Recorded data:
▬▬▬▬▬▬▬▬▬▬
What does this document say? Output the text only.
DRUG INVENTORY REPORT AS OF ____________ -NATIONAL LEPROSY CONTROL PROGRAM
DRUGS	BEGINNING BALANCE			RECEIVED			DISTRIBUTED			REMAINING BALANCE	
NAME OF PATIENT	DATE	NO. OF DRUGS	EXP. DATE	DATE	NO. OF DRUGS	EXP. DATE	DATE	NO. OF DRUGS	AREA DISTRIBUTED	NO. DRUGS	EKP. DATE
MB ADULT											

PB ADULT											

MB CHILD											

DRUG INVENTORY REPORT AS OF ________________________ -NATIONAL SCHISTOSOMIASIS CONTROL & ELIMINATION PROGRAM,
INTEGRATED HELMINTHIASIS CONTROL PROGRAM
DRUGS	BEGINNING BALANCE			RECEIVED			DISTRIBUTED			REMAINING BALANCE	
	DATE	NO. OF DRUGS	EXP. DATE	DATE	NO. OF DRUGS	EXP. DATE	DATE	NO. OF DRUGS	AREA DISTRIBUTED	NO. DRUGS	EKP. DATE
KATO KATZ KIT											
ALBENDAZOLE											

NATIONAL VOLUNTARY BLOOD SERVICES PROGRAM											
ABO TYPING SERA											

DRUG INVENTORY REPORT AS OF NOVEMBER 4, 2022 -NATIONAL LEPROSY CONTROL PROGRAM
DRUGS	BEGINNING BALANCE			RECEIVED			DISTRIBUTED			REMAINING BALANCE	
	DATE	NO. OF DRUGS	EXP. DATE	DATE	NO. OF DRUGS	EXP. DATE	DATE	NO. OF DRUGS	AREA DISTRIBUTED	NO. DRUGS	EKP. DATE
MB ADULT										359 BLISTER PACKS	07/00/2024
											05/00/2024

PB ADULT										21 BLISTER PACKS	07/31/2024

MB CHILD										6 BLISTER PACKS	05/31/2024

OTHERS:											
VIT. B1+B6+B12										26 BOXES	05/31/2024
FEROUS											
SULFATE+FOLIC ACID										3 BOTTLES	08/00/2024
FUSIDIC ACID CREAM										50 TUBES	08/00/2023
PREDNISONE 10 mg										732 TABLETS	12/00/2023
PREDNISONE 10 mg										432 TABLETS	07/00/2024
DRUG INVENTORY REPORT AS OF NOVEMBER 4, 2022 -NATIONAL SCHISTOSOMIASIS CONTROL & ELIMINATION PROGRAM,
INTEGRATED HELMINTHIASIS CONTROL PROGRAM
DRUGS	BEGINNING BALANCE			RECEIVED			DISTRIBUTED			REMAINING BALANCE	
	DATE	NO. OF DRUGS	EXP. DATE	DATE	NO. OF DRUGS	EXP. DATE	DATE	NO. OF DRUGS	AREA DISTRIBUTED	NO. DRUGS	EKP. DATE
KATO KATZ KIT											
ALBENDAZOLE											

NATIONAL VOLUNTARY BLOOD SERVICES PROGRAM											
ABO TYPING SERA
▬▬▬▬▬▬▬▬▬▬
* _Stated goal_
Print all of the entries exactly as they appear.

* _Full answer_
What does this document say? Output the text only.
DRUG INVENTORY REPORT AS OF ____________ -NATIONAL LEPROSY CONTROL PROGRAM
DRUGS	BEGINNING BALANCE			RECEIVED			DISTRIBUTED			REMAINING BALANCE	
NAME OF PATIENT	DATE	NO. OF DRUGS	EXP. DATE	DATE	NO. OF DRUGS	EXP. DATE	DATE	NO. OF DRUGS	AREA DISTRIBUTED	NO. DRUGS	EKP. DATE
MB ADULT											

PB ADULT											

MB CHILD											

DRUG INVENTORY REPORT AS OF ________________________ -NATIONAL SCHISTOSOMIASIS CONTROL & ELIMINATION PROGRAM,
INTEGRATED HELMINTHIASIS CONTROL PROGRAM
DRUGS	BEGINNING BALANCE			RECEIVED			DISTRIBUTED			REMAINING BALANCE	
	DATE	NO. OF DRUGS	EXP. DATE	DATE	NO. OF DRUGS	EXP. DATE	DATE	NO. OF DRUGS	AREA DISTRIBUTED	NO. DRUGS	EKP. DATE
KATO KATZ KIT											
ALBENDAZOLE											

NATIONAL VOLUNTARY BLOOD SERVICES PROGRAM											
ABO TYPING SERA											

DRUG INVENTORY REPORT AS OF NOVEMBER 4, 2022 -NATIONAL LEPROSY CONTROL PROGRAM
DRUGS	BEGINNING BALANCE			RECEIVED			DISTRIBUTED			REMAINING BALANCE	
	DATE	NO. OF DRUGS	EXP. DATE	DATE	NO. OF DRUGS	EXP. DATE	DATE	NO. OF DRUGS	AREA DISTRIBUTED	NO. DRUGS	EKP. DATE
MB ADULT										359 BLISTER PACKS	07/00/2024
											05/00/2024

PB ADULT										21 BLISTER PACKS	07/31/2024

MB CHILD										6 BLISTER PACKS	05/31/2024

OTHERS:											
VIT. B1+B6+B12										26 BOXES	05/31/2024
FEROUS											
SULFATE+FOLIC ACID										3 BOTTLES	08/00/2024
FUSIDIC ACID CREAM										50 TUBES	08/00/2023
PREDNISONE 10 mg										732 TABLETS	12/00/2023
PREDNISONE 10 mg										432 TABLETS	07/00/2024
DRUG INVENTORY REPORT AS OF NOVEMBER 4, 2022 -NATIONAL SCHISTOSOMIASIS CONTROL & ELIMINATION PROGRAM,
INTEGRATED HELMINTHIASIS CONTROL PROGRAM
DRUGS	BEGINNING BALANCE			RECEIVED			DISTRIBUTED			REMAINING BALANCE	
	DATE	NO. OF DRUGS	EXP. DATE	DATE	NO. OF DRUGS	EXP. DATE	DATE	NO. OF DRUGS	AREA DISTRIBUTED	NO. DRUGS	EKP. DATE
KATO KATZ KIT											
ALBENDAZOLE											

NATIONAL VOLUNTARY BLOOD SERVICES PROGRAM											
ABO TYPING SERA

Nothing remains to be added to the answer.